→ Description of the task
Reply with the count of lines holding "Shammai", nothing more.

--- Listing ---

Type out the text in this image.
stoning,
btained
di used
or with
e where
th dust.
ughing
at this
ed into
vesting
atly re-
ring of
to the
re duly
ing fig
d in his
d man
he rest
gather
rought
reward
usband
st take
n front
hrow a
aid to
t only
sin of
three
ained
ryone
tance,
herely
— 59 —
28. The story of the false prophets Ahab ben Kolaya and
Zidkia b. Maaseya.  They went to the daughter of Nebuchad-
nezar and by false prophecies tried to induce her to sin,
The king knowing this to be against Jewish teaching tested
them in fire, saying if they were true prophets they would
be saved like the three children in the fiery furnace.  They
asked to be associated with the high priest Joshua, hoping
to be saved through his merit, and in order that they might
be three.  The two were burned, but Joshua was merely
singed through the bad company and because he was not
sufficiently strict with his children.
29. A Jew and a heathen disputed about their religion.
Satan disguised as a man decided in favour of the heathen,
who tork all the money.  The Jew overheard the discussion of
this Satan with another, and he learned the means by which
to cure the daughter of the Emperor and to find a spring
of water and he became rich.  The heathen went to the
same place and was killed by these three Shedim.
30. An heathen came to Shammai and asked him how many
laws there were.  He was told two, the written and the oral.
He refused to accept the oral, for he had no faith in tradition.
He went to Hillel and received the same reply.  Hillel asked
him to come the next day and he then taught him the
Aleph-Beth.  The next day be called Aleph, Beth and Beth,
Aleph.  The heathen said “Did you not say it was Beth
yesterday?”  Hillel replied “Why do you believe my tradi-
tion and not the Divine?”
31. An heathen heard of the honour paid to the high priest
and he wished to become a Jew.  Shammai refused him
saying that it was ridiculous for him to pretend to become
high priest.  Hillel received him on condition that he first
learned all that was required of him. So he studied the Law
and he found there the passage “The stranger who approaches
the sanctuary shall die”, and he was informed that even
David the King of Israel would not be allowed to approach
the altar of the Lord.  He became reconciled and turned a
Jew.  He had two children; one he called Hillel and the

---

→ Final result
2